§ What the task requires: In the material below, find each line holding the string "건설기계설비" and copy it.

□ □ □

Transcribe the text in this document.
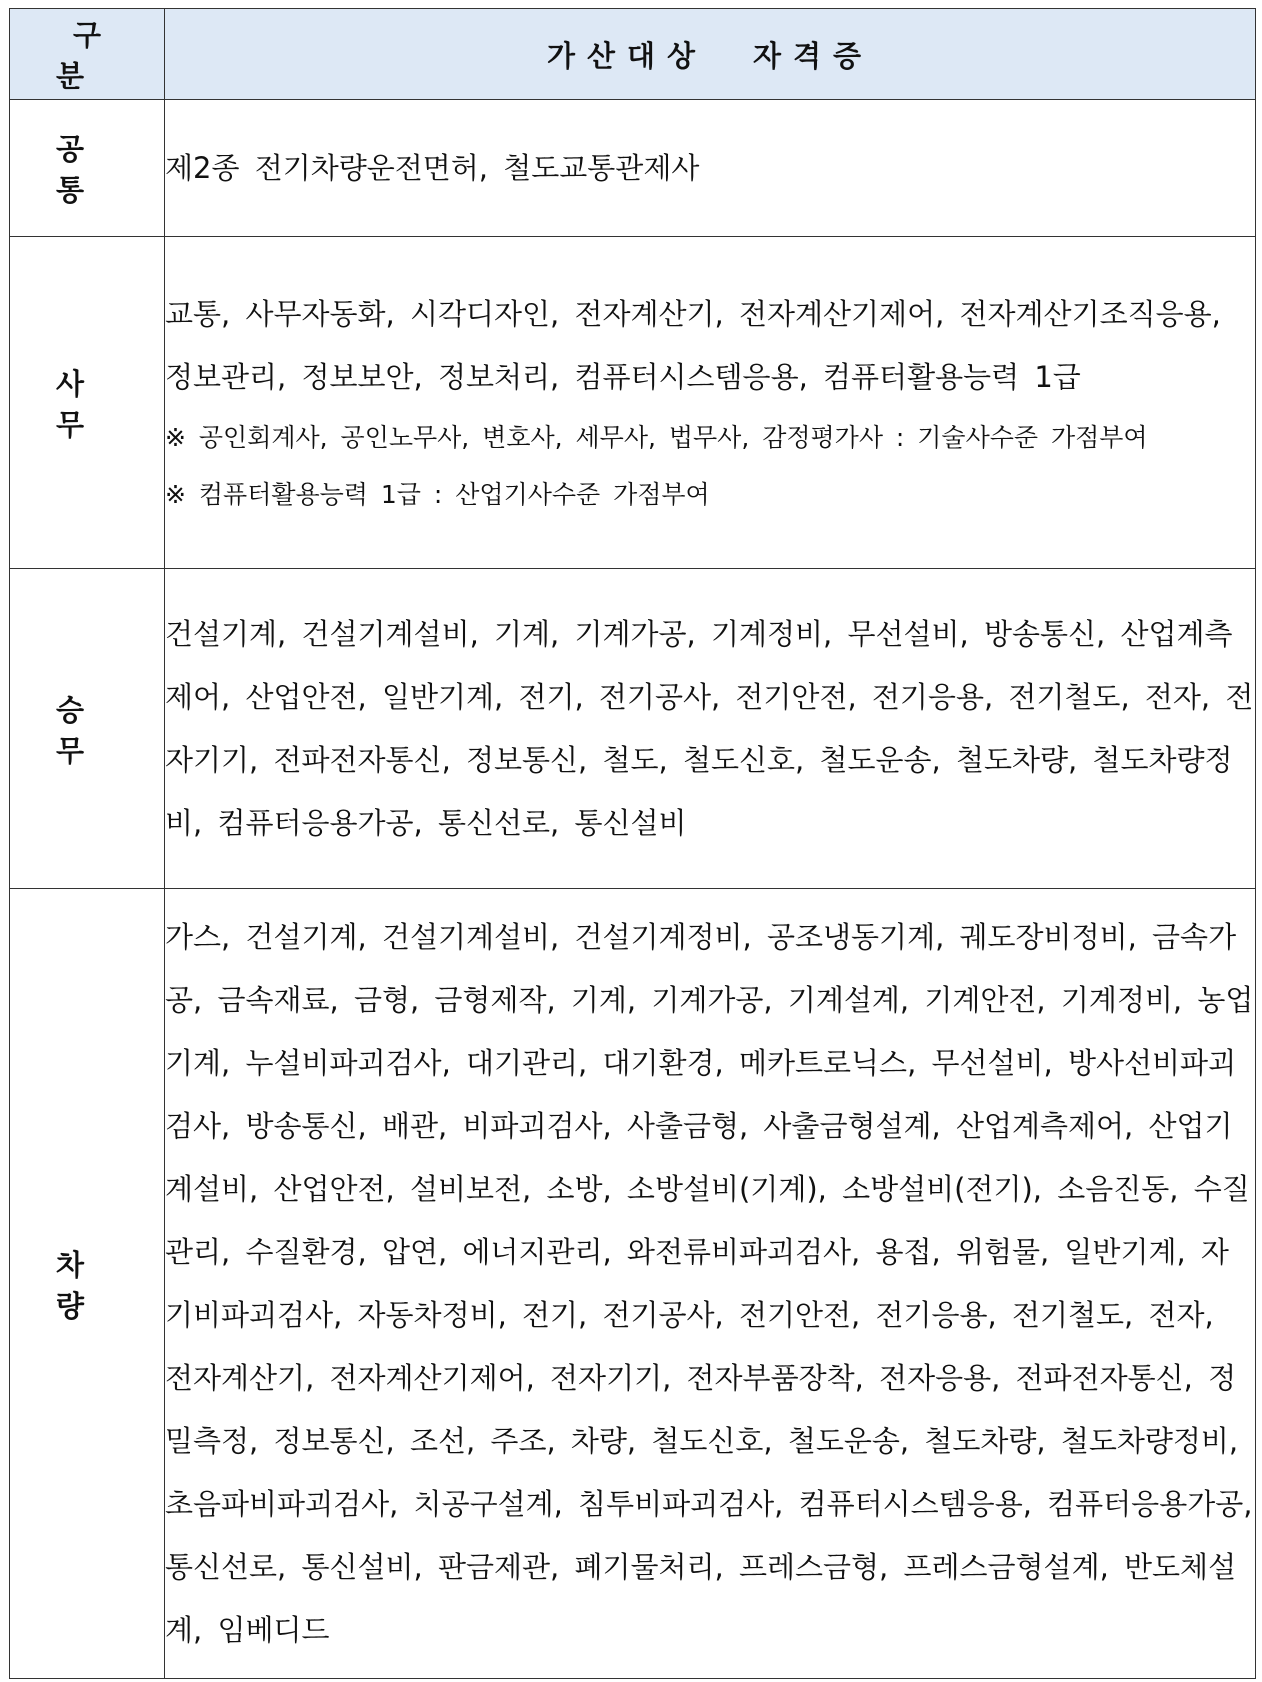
구 분	가산대상 자격증
공 통	제2종 전기차량운전면허, 철도교통관제사

사 무	교통, 사무자동화, 시각디자인, 전자계산기, 전자계산기제어, 전자계산기조직응용, 정보관리, 정보보안, 정보처리, 컴퓨터시스템응용, 컴퓨터활용능력 1급

※ 공인회계사, 공인노무사, 변호사, 세무사, 법무사, 감정평가사 : 기술사수준 가점부여

※ 컴퓨터활용능력 1급 : 산업기사수준 가점부여

승 무	건설기계, 건설기계설비, 기계, 기계가공, 기계정비, 무선설비, 방송통신, 산업계측제어, 산업안전, 일반기계, 전기, 전기공사, 전기안전, 전기응용, 전기철도, 전자, 전자기기, 전파전자통신, 정보통신, 철도, 철도신호, 철도운송, 철도차량, 철도차량정비, 컴퓨터응용가공, 통신선로, 통신설비

차 량	가스, 건설기계, 건설기계설비, 건설기계정비, 공조냉동기계, 궤도장비정비, 금속가공, 금속재료, 금형, 금형제작, 기계, 기계가공, 기계설계, 기계안전, 기계정비, 농업기계, 누설비파괴검사, 대기관리, 대기환경, 메카트로닉스, 무선설비, 방사선비파괴검사, 방송통신, 배관, 비파괴검사, 사출금형, 사출금형설계, 산업계측제어, 산업기계설비, 산업안전, 설비보전, 소방, 소방설비(기계), 소방설비(전기), 소음진동, 수질관리, 수질환경, 압연, 에너지관리, 와전류비파괴검사, 용접, 위험물, 일반기계, 자기비파괴검사, 자동차정비, 전기, 전기공사, 전기안전, 전기응용, 전기철도, 전자, 전자계산기, 전자계산기제어, 전자기기, 전자부품장착, 전자응용, 전파전자통신, 정밀측정, 정보통신, 조선, 주조, 차량, 철도신호, 철도운송, 철도차량, 철도차량정비, 초음파비파괴검사, 치공구설계, 침투비파괴검사, 컴퓨터시스템응용, 컴퓨터응용가공, 통신선로, 통신설비, 판금제관, 폐기물처리, 프레스금형, 프레스금형설계, 반도체설계, 임베디드
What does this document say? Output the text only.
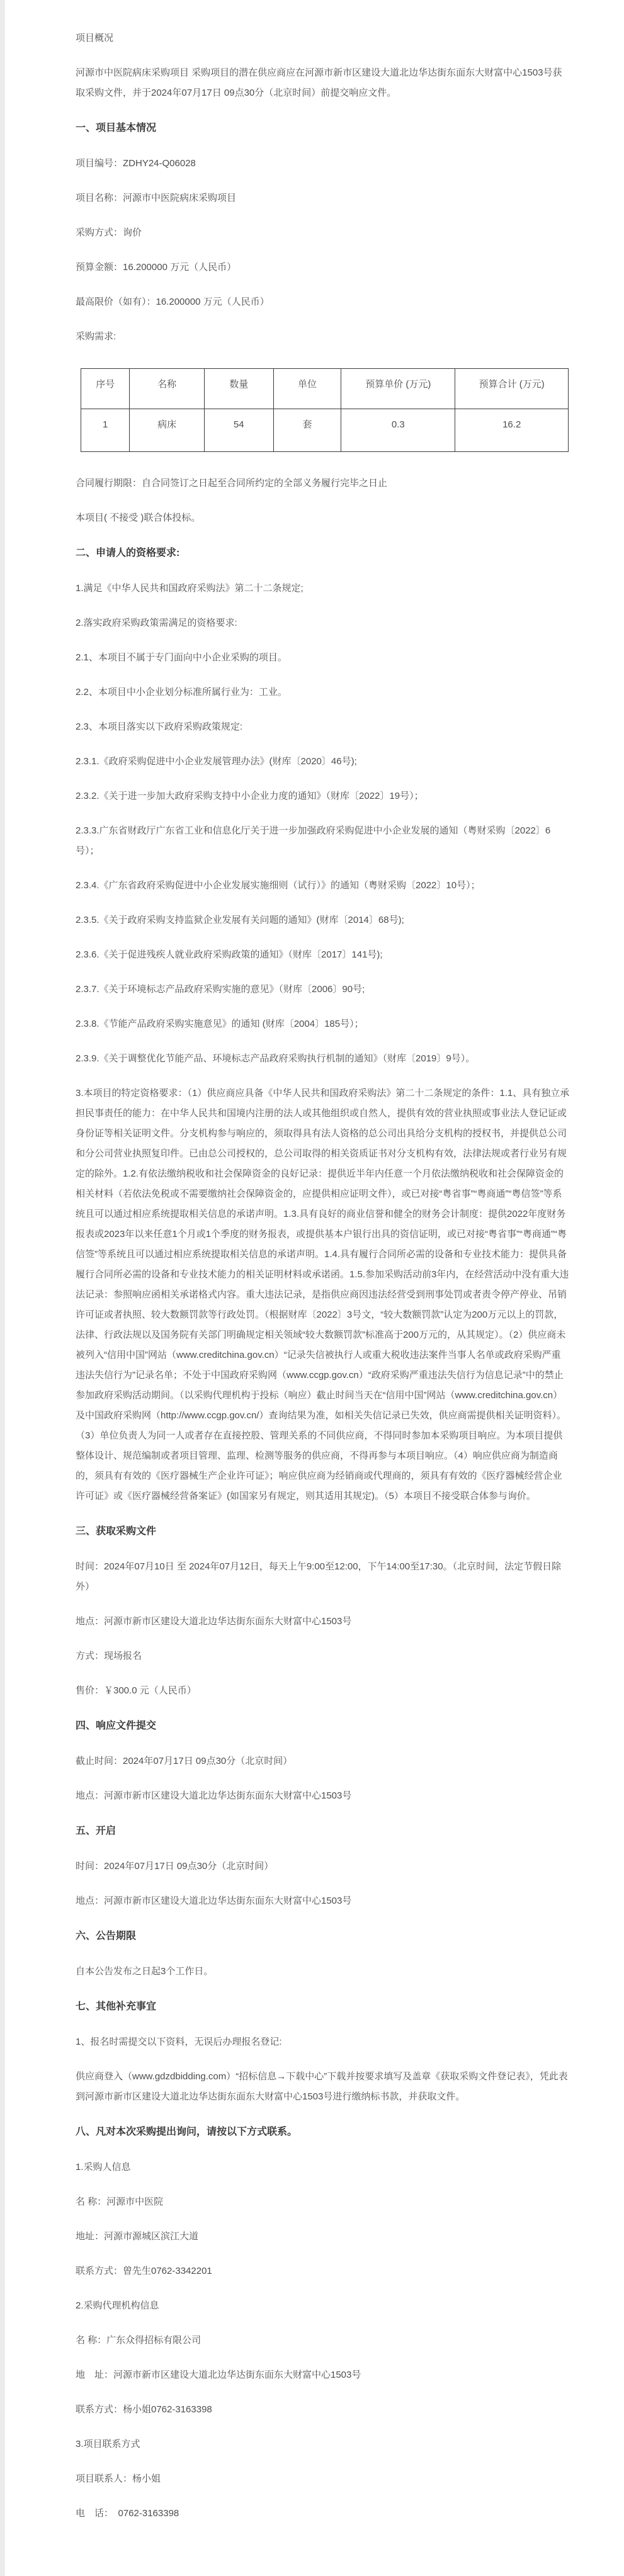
项目概况

河源市中医院病床采购项目 采购项目的潜在供应商应在河源市新市区建设大道北边华达街东面东大财富中心1503号获取采购文件，并于2024年07月17日 09点30分（北京时间）前提交响应文件。

一、项目基本情况

项目编号：ZDHY24-Q06028

项目名称：河源市中医院病床采购项目

采购方式：询价

预算金额：16.200000 万元（人民币）

最高限价（如有）：16.200000 万元（人民币）

采购需求:

序号	名称	数量	单位	预算单价 (万元)	预算合计 (万元)
1	病床	54	套	0.3	16.2

合同履行期限：自合同签订之日起至合同所约定的全部义务履行完毕之日止

本项目( 不接受 )联合体投标。

二、申请人的资格要求:

1.满足《中华人民共和国政府采购法》第二十二条规定;

2.落实政府采购政策需满足的资格要求:

2.1、本项目不属于专门面向中小企业采购的项目。

2.2、本项目中小企业划分标准所属行业为：工业。

2.3、本项目落实以下政府采购政策规定:

2.3.1.《政府采购促进中小企业发展管理办法》(财库〔2020〕46号);

2.3.2.《关于进一步加大政府采购支持中小企业力度的通知》（财库〔2022〕19号）；

2.3.3.广东省财政厅广东省工业和信息化厅关于进一步加强政府采购促进中小企业发展的通知（粤财采购〔2022〕6号）；

2.3.4.《广东省政府采购促进中小企业发展实施细则（试行）》的通知（粤财采购〔2022〕10号）；

2.3.5.《关于政府采购支持监狱企业发展有关问题的通知》(财库〔2014〕68号);

2.3.6.《关于促进残疾人就业政府采购政策的通知》（财库〔2017〕141号);

2.3.7.《关于环境标志产品政府采购实施的意见》（财库〔2006〕90号;

2.3.8.《节能产品政府采购实施意见》的通知 (财库〔2004〕185号）；

2.3.9.《关于调整优化节能产品、环境标志产品政府采购执行机制的通知》（财库〔2019〕9号）。

3.本项目的特定资格要求：（1）供应商应具备《中华人民共和国政府采购法》第二十二条规定的条件：1.1、具有独立承担民事责任的能力：在中华人民共和国境内注册的法人或其他组织或自然人，提供有效的营业执照或事业法人登记证或身份证等相关证明文件。分支机构参与响应的，须取得具有法人资格的总公司出具给分支机构的授权书，并提供总公司和分公司营业执照复印件。已由总公司授权的，总公司取得的相关资质证书对分支机构有效，法律法规或者行业另有规定的除外。1.2.有依法缴纳税收和社会保障资金的良好记录：提供近半年内任意一个月依法缴纳税收和社会保障资金的相关材料（若依法免税或不需要缴纳社会保障资金的，应提供相应证明文件），或已对接“粤省事”“粤商通”“粤信签”等系统且可以通过相应系统提取相关信息的承诺声明。1.3.具有良好的商业信誉和健全的财务会计制度：提供2022年度财务报表或2023年以来任意1个月或1个季度的财务报表，或提供基本户银行出具的资信证明，或已对接“粤省事”“粤商通”“粤信签”等系统且可以通过相应系统提取相关信息的承诺声明。1.4.具有履行合同所必需的设备和专业技术能力：提供具备履行合同所必需的设备和专业技术能力的相关证明材料或承诺函。1.5.参加采购活动前3年内，在经营活动中没有重大违法记录：参照响应函相关承诺格式内容。重大违法记录，是指供应商因违法经营受到刑事处罚或者责令停产停业、吊销许可证或者执照、较大数额罚款等行政处罚。（根据财库〔2022〕3号文，“较大数额罚款”认定为200万元以上的罚款，法律、行政法规以及国务院有关部门明确规定相关领域“较大数额罚款”标准高于200万元的，从其规定）。（2）供应商未被列入“信用中国”网站（www.creditchina.gov.cn）“记录失信被执行人或重大税收违法案件当事人名单或政府采购严重违法失信行为”记录名单；不处于中国政府采购网（www.ccgp.gov.cn）“政府采购严重违法失信行为信息记录”中的禁止参加政府采购活动期间。（以采购代理机构于投标（响应）截止时间当天在“信用中国”网站（www.creditchina.gov.cn）及中国政府采购网（http://www.ccgp.gov.cn/）查询结果为准，如相关失信记录已失效，供应商需提供相关证明资料）。（3）单位负责人为同一人或者存在直接控股、管理关系的不同供应商，不得同时参加本采购项目响应。为本项目提供整体设计、规范编制或者项目管理、监理、检测等服务的供应商，不得再参与本项目响应。（4）响应供应商为制造商的，须具有有效的《医疗器械生产企业许可证》；响应供应商为经销商或代理商的，须具有有效的《医疗器械经营企业许可证》或《医疗器械经营备案证》(如国家另有规定，则其适用其规定)。（5）本项目不接受联合体参与询价。

三、获取采购文件

时间：2024年07月10日 至 2024年07月12日，每天上午9:00至12:00，下午14:00至17:30。（北京时间，法定节假日除外）

地点：河源市新市区建设大道北边华达街东面东大财富中心1503号

方式：现场报名

售价：￥300.0 元（人民币）

四、响应文件提交

截止时间：2024年07月17日 09点30分（北京时间）

地点：河源市新市区建设大道北边华达街东面东大财富中心1503号

五、开启

时间：2024年07月17日 09点30分（北京时间）

地点：河源市新市区建设大道北边华达街东面东大财富中心1503号

六、公告期限

自本公告发布之日起3个工作日。

七、其他补充事宜

1、报名时需提交以下资料，无误后办理报名登记:

供应商登入（www.gdzdbidding.com）“招标信息→下载中心”下载并按要求填写及盖章《获取采购文件登记表》，凭此表到河源市新市区建设大道北边华达街东面东大财富中心1503号进行缴纳标书款，并获取文件。

八、凡对本次采购提出询问，请按以下方式联系。

1.采购人信息

名 称：河源市中医院

地址：河源市源城区滨江大道

联系方式：曾先生0762-3342201

2.采购代理机构信息

名 称：广东众得招标有限公司

地　址：河源市新市区建设大道北边华达街东面东大财富中心1503号

联系方式：杨小姐0762-3163398

3.项目联系方式

项目联系人：杨小姐

电　话：　0762-3163398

□ □ □

§ Answer for the task:
승 무	건설기계, 건설기계설비, 기계, 기계가공, 기계정비, 무선설비, 방송통신, 산업계측제어, 산업안전, 일반기계, 전기, 전기공사, 전기안전, 전기응용, 전기철도, 전자, 전자기기, 전파전자통신, 정보통신, 철도, 철도신호, 철도운송, 철도차량, 철도차량정비, 컴퓨터응용가공, 통신선로, 통신설비
차 량	가스, 건설기계, 건설기계설비, 건설기계정비, 공조냉동기계, 궤도장비정비, 금속가공, 금속재료, 금형, 금형제작, 기계, 기계가공, 기계설계, 기계안전, 기계정비, 농업기계, 누설비파괴검사, 대기관리, 대기환경, 메카트로닉스, 무선설비, 방사선비파괴검사, 방송통신, 배관, 비파괴검사, 사출금형, 사출금형설계, 산업계측제어, 산업기계설비, 산업안전, 설비보전, 소방, 소방설비(기계), 소방설비(전기), 소음진동, 수질관리, 수질환경, 압연, 에너지관리, 와전류비파괴검사, 용접, 위험물, 일반기계, 자기비파괴검사, 자동차정비, 전기, 전기공사, 전기안전, 전기응용, 전기철도, 전자, 전자계산기, 전자계산기제어, 전자기기, 전자부품장착, 전자응용, 전파전자통신, 정밀측정, 정보통신, 조선, 주조, 차량, 철도신호, 철도운송, 철도차량, 철도차량정비, 초음파비파괴검사, 치공구설계, 침투비파괴검사, 컴퓨터시스템응용, 컴퓨터응용가공, 통신선로, 통신설비, 판금제관, 폐기물처리, 프레스금형, 프레스금형설계, 반도체설계, 임베디드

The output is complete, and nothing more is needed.